**RECORDS:**
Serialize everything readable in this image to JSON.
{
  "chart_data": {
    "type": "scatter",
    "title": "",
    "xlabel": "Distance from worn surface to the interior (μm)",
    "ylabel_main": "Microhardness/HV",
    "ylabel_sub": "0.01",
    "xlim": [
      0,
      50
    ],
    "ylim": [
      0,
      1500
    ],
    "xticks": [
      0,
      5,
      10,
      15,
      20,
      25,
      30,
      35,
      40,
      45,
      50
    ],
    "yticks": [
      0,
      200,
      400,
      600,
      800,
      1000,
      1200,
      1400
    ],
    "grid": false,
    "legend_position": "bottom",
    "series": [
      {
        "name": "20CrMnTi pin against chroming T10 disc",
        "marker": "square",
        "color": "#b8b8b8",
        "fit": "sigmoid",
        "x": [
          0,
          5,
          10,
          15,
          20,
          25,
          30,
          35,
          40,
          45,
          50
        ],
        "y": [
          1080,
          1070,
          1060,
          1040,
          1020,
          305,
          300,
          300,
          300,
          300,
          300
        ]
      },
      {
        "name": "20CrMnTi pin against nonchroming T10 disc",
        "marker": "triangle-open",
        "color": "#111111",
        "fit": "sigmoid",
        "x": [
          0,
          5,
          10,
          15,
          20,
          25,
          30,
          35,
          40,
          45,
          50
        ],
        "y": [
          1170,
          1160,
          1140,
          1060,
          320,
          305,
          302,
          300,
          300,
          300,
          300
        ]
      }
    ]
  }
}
==
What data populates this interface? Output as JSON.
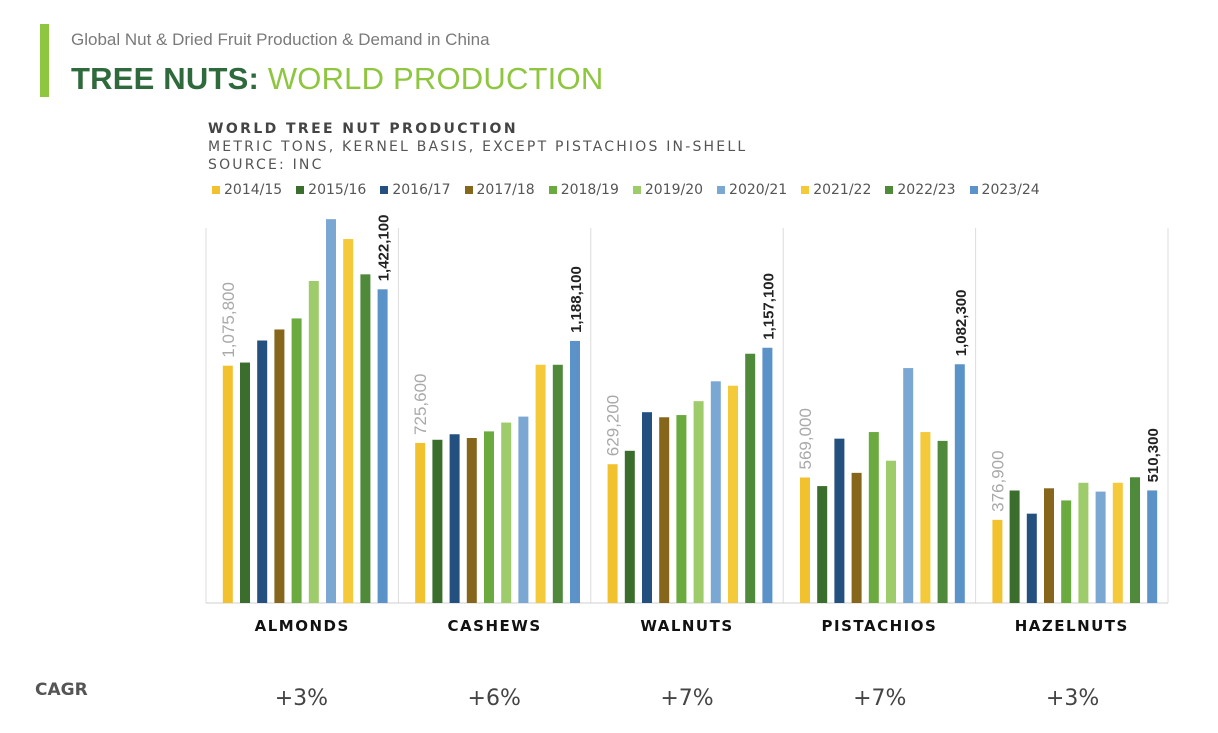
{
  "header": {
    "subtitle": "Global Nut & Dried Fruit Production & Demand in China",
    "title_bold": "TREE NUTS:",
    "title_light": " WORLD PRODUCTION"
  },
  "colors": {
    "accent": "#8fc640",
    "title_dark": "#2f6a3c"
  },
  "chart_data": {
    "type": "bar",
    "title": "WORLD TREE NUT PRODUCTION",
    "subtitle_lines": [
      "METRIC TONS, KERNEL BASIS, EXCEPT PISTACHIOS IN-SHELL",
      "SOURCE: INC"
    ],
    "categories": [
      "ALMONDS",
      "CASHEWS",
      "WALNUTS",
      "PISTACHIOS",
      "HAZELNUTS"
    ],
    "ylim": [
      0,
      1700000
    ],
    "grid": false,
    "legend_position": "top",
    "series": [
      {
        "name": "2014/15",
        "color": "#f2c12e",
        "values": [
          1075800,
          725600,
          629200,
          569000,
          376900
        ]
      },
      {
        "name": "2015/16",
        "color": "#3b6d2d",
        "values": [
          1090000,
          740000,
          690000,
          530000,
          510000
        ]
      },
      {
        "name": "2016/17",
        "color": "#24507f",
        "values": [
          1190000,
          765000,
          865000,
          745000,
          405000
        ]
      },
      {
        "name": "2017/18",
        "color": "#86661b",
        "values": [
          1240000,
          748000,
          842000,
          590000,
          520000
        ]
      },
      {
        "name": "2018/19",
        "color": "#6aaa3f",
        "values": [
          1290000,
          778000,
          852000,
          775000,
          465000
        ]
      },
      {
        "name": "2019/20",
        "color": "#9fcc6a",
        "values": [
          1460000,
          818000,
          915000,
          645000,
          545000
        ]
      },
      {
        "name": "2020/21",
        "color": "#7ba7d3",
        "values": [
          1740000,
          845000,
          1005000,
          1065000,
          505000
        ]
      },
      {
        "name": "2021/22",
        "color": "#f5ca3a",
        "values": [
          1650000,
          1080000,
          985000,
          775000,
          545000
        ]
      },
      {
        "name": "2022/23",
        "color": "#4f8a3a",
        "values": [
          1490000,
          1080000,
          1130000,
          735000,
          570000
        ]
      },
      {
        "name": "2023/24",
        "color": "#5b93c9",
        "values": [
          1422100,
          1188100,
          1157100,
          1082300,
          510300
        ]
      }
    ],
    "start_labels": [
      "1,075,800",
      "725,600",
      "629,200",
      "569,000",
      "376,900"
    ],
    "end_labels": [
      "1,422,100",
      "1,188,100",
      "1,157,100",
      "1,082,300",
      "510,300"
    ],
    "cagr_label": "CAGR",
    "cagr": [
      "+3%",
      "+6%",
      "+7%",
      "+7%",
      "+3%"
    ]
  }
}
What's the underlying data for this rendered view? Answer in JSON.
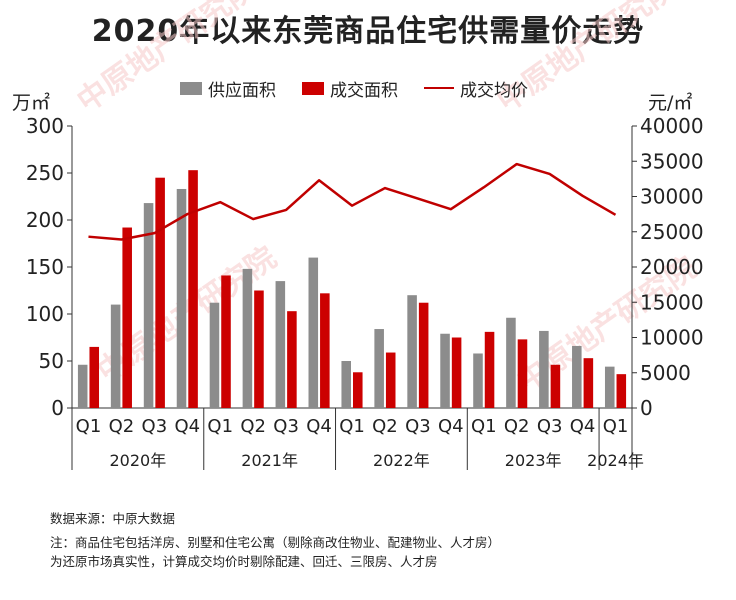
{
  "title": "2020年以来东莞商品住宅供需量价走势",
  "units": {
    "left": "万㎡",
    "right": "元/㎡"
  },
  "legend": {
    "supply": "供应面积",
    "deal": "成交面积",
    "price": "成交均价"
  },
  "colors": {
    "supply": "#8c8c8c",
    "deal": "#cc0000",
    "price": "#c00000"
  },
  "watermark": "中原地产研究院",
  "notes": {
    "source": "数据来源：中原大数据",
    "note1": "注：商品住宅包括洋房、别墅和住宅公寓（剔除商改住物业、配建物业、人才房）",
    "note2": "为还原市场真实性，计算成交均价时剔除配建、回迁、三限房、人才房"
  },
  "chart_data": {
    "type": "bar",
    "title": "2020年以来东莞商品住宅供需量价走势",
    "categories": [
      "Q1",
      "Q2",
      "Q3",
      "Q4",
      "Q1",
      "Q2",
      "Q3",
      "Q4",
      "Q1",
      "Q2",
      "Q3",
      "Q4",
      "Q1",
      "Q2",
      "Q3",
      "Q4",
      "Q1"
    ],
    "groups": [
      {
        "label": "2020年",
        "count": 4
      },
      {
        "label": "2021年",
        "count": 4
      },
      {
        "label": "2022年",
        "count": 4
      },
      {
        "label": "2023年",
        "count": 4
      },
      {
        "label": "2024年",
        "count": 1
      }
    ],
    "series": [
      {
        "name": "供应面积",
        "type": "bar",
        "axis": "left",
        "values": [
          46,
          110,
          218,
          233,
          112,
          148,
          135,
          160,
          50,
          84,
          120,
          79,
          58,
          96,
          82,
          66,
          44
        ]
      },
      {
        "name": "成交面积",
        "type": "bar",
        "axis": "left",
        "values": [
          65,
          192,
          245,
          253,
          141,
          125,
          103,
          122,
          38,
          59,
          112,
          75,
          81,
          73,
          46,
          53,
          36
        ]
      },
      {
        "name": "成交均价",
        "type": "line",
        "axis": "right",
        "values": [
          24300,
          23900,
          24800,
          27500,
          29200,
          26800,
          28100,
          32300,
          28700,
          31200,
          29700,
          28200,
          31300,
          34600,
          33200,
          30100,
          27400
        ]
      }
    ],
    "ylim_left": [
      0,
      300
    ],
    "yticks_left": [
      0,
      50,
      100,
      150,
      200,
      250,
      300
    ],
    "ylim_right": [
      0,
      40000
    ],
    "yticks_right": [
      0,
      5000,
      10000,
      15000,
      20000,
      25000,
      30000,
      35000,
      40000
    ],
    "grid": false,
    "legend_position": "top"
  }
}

**GIVEN TASK:** Filter the entries above down to the lines containing the word "JSON".

**WORKED SOLUTION:**
Serialize everything readable in this image to JSON.
What data populates this interface? Output as JSON.
What's the underlying data for this rendered view? Answer in JSON.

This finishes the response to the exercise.